Records from a data source:

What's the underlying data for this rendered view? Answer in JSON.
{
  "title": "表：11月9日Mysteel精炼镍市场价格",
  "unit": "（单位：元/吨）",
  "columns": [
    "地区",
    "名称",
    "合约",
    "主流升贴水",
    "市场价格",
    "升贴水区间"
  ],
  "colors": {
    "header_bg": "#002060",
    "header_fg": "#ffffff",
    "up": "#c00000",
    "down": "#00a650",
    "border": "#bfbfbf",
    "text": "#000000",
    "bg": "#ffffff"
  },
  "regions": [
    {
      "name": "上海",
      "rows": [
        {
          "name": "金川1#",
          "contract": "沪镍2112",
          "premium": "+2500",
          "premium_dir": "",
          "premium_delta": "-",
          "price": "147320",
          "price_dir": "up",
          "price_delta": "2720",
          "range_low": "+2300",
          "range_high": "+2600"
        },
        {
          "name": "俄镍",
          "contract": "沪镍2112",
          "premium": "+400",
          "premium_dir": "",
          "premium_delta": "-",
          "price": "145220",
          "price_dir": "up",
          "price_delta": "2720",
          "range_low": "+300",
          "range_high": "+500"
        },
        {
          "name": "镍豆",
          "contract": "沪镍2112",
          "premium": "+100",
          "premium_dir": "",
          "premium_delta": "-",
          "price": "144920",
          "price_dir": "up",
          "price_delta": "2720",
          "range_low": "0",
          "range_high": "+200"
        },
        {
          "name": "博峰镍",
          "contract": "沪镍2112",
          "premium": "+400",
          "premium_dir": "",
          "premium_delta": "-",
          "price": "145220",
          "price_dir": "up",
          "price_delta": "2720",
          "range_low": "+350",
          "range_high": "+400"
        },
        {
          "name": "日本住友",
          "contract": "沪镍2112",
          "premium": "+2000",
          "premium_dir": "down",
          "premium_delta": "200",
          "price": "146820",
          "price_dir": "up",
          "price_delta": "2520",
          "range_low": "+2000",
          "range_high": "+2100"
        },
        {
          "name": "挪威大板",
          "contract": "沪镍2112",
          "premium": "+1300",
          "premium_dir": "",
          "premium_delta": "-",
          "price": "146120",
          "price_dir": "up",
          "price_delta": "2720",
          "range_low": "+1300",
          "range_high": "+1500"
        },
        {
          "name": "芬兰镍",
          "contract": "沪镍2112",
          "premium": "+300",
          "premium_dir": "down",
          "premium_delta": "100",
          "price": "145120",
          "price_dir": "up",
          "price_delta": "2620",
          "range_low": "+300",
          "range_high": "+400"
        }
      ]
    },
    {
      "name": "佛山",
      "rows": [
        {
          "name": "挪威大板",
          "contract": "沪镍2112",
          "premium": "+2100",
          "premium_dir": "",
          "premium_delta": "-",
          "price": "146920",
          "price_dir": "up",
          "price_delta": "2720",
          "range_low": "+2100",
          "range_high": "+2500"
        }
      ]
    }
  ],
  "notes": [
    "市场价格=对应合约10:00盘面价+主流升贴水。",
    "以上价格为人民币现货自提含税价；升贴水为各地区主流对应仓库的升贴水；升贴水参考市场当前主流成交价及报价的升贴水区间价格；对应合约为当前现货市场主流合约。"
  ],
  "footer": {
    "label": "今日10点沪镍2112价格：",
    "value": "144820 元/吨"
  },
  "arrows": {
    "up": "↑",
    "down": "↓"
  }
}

Set problem. Write out the full listing exactly as given.

Solution below.
What's the underlying data for this rendered view? Answer in JSON.
{
  "title": "表：11月9日Mysteel精炼镍市场价格",
  "unit": "（单位：元/吨）",
  "columns": [
    "地区",
    "名称",
    "合约",
    "主流升贴水",
    "市场价格",
    "升贴水区间"
  ],
  "colors": {
    "header_bg": "#002060",
    "header_fg": "#ffffff",
    "up": "#c00000",
    "down": "#00a650",
    "border": "#bfbfbf",
    "text": "#000000",
    "bg": "#ffffff"
  },
  "regions": [
    {
      "name": "上海",
      "rows": [
        {
          "name": "金川1#",
          "contract": "沪镍2112",
          "premium": "+2500",
          "premium_dir": "",
          "premium_delta": "-",
          "price": "147320",
          "price_dir": "up",
          "price_delta": "2720",
          "range_low": "+2300",
          "range_high": "+2600"
        },
        {
          "name": "俄镍",
          "contract": "沪镍2112",
          "premium": "+400",
          "premium_dir": "",
          "premium_delta": "-",
          "price": "145220",
          "price_dir": "up",
          "price_delta": "2720",
          "range_low": "+300",
          "range_high": "+500"
        },
        {
          "name": "镍豆",
          "contract": "沪镍2112",
          "premium": "+100",
          "premium_dir": "",
          "premium_delta": "-",
          "price": "144920",
          "price_dir": "up",
          "price_delta": "2720",
          "range_low": "0",
          "range_high": "+200"
        },
        {
          "name": "博峰镍",
          "contract": "沪镍2112",
          "premium": "+400",
          "premium_dir": "",
          "premium_delta": "-",
          "price": "145220",
          "price_dir": "up",
          "price_delta": "2720",
          "range_low": "+350",
          "range_high": "+400"
        },
        {
          "name": "日本住友",
          "contract": "沪镍2112",
          "premium": "+2000",
          "premium_dir": "down",
          "premium_delta": "200",
          "price": "146820",
          "price_dir": "up",
          "price_delta": "2520",
          "range_low": "+2000",
          "range_high": "+2100"
        },
        {
          "name": "挪威大板",
          "contract": "沪镍2112",
          "premium": "+1300",
          "premium_dir": "",
          "premium_delta": "-",
          "price": "146120",
          "price_dir": "up",
          "price_delta": "2720",
          "range_low": "+1300",
          "range_high": "+1500"
        },
        {
          "name": "芬兰镍",
          "contract": "沪镍2112",
          "premium": "+300",
          "premium_dir": "down",
          "premium_delta": "100",
          "price": "145120",
          "price_dir": "up",
          "price_delta": "2620",
          "range_low": "+300",
          "range_high": "+400"
        }
      ]
    },
    {
      "name": "佛山",
      "rows": [
        {
          "name": "挪威大板",
          "contract": "沪镍2112",
          "premium": "+2100",
          "premium_dir": "",
          "premium_delta": "-",
          "price": "146920",
          "price_dir": "up",
          "price_delta": "2720",
          "range_low": "+2100",
          "range_high": "+2500"
        }
      ]
    }
  ],
  "notes": [
    "市场价格=对应合约10:00盘面价+主流升贴水。",
    "以上价格为人民币现货自提含税价；升贴水为各地区主流对应仓库的升贴水；升贴水参考市场当前主流成交价及报价的升贴水区间价格；对应合约为当前现货市场主流合约。"
  ],
  "footer": {
    "label": "今日10点沪镍2112价格：",
    "value": "144820 元/吨"
  },
  "arrows": {
    "up": "↑",
    "down": "↓"
  }
}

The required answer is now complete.